───── RECORDS SHOWN ─────

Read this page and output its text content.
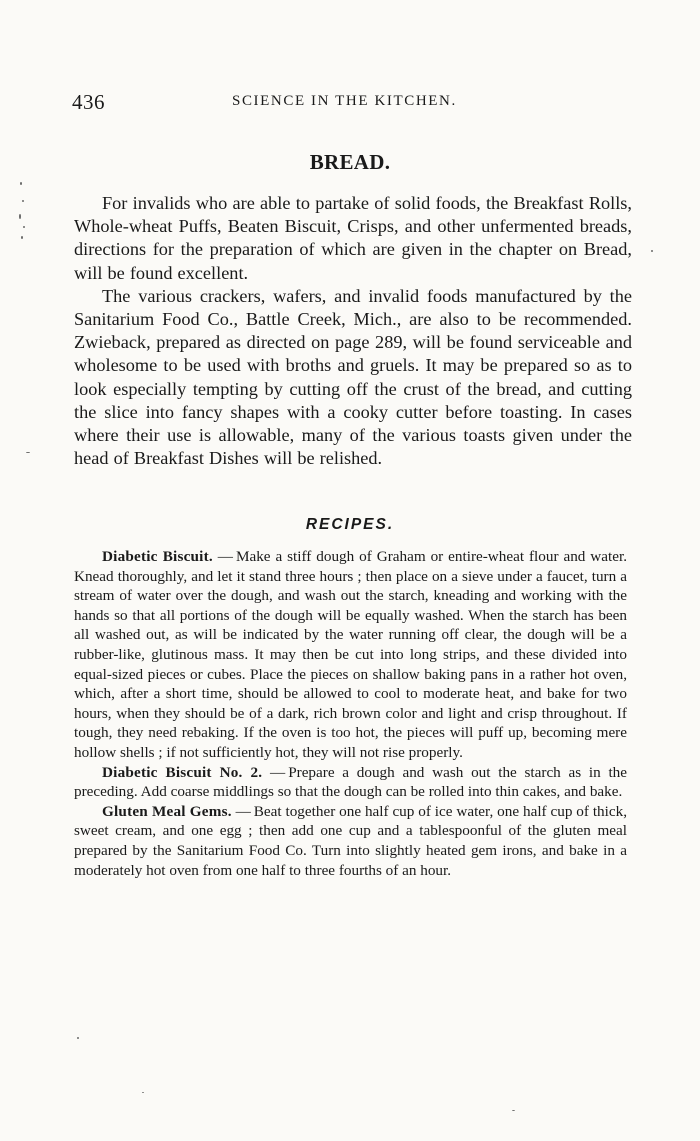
436	SCIENCE IN THE KITCHEN.
BREAD.

For invalids who are able to partake of solid foods, the Breakfast Rolls, Whole-wheat Puffs, Beaten Biscuit, Crisps, and other unfermented breads, directions for the preparation of which are given in the chapter on Bread, will be found excellent.

The various crackers, wafers, and invalid foods manufactured by the Sanitarium Food Co., Battle Creek, Mich., are also to be recommended. Zwieback, prepared as directed on page 289, will be found serviceable and wholesome to be used with broths and gruels. It may be prepared so as to look especially tempting by cutting off the crust of the bread, and cutting the slice into fancy shapes with a cooky cutter before toasting. In cases where their use is allowable, many of the various toasts given under the head of Breakfast Dishes will be relished.

RECIPES.

Diabetic Biscuit. — Make a stiff dough of Graham or entire-wheat flour and water. Knead thoroughly, and let it stand three hours ; then place on a sieve under a faucet, turn a stream of water over the dough, and wash out the starch, kneading and working with the hands so that all portions of the dough will be equally washed. When the starch has been all washed out, as will be indicated by the water running off clear, the dough will be a rubber-like, glutinous mass. It may then be cut into long strips, and these divided into equal-sized pieces or cubes. Place the pieces on shallow baking pans in a rather hot oven, which, after a short time, should be allowed to cool to moderate heat, and bake for two hours, when they should be of a dark, rich brown color and light and crisp throughout. If tough, they need rebaking. If the oven is too hot, the pieces will puff up, becoming mere hollow shells ; if not sufficiently hot, they will not rise properly.

Diabetic Biscuit No. 2. — Prepare a dough and wash out the starch as in the preceding. Add coarse middlings so that the dough can be rolled into thin cakes, and bake.

Gluten Meal Gems. — Beat together one half cup of ice water, one half cup of thick, sweet cream, and one egg ; then add one cup and a tablespoonful of the gluten meal prepared by the Sanitarium Food Co. Turn into slightly heated gem irons, and bake in a moderately hot oven from one half to three fourths of an hour.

─────

> _WHAT IS ASKED_
Give back the entries verbatim. Do not include any picture.

> _OUTPUT_
Read this page and output its text content.
436	SCIENCE IN THE KITCHEN.
BREAD.

For invalids who are able to partake of solid foods, the Breakfast Rolls, Whole-wheat Puffs, Beaten Biscuit, Crisps, and other unfermented breads, directions for the preparation of which are given in the chapter on Bread, will be found excellent.

The various crackers, wafers, and invalid foods manufactured by the Sanitarium Food Co., Battle Creek, Mich., are also to be recommended. Zwieback, prepared as directed on page 289, will be found serviceable and wholesome to be used with broths and gruels. It may be prepared so as to look especially tempting by cutting off the crust of the bread, and cutting the slice into fancy shapes with a cooky cutter before toasting. In cases where their use is allowable, many of the various toasts given under the head of Breakfast Dishes will be relished.

RECIPES.

Diabetic Biscuit. — Make a stiff dough of Graham or entire-wheat flour and water. Knead thoroughly, and let it stand three hours ; then place on a sieve under a faucet, turn a stream of water over the dough, and wash out the starch, kneading and working with the hands so that all portions of the dough will be equally washed. When the starch has been all washed out, as will be indicated by the water running off clear, the dough will be a rubber-like, glutinous mass. It may then be cut into long strips, and these divided into equal-sized pieces or cubes. Place the pieces on shallow baking pans in a rather hot oven, which, after a short time, should be allowed to cool to moderate heat, and bake for two hours, when they should be of a dark, rich brown color and light and crisp throughout. If tough, they need rebaking. If the oven is too hot, the pieces will puff up, becoming mere hollow shells ; if not sufficiently hot, they will not rise properly.

Diabetic Biscuit No. 2. — Prepare a dough and wash out the starch as in the preceding. Add coarse middlings so that the dough can be rolled into thin cakes, and bake.

Gluten Meal Gems. — Beat together one half cup of ice water, one half cup of thick, sweet cream, and one egg ; then add one cup and a tablespoonful of the gluten meal prepared by the Sanitarium Food Co. Turn into slightly heated gem irons, and bake in a moderately hot oven from one half to three fourths of an hour.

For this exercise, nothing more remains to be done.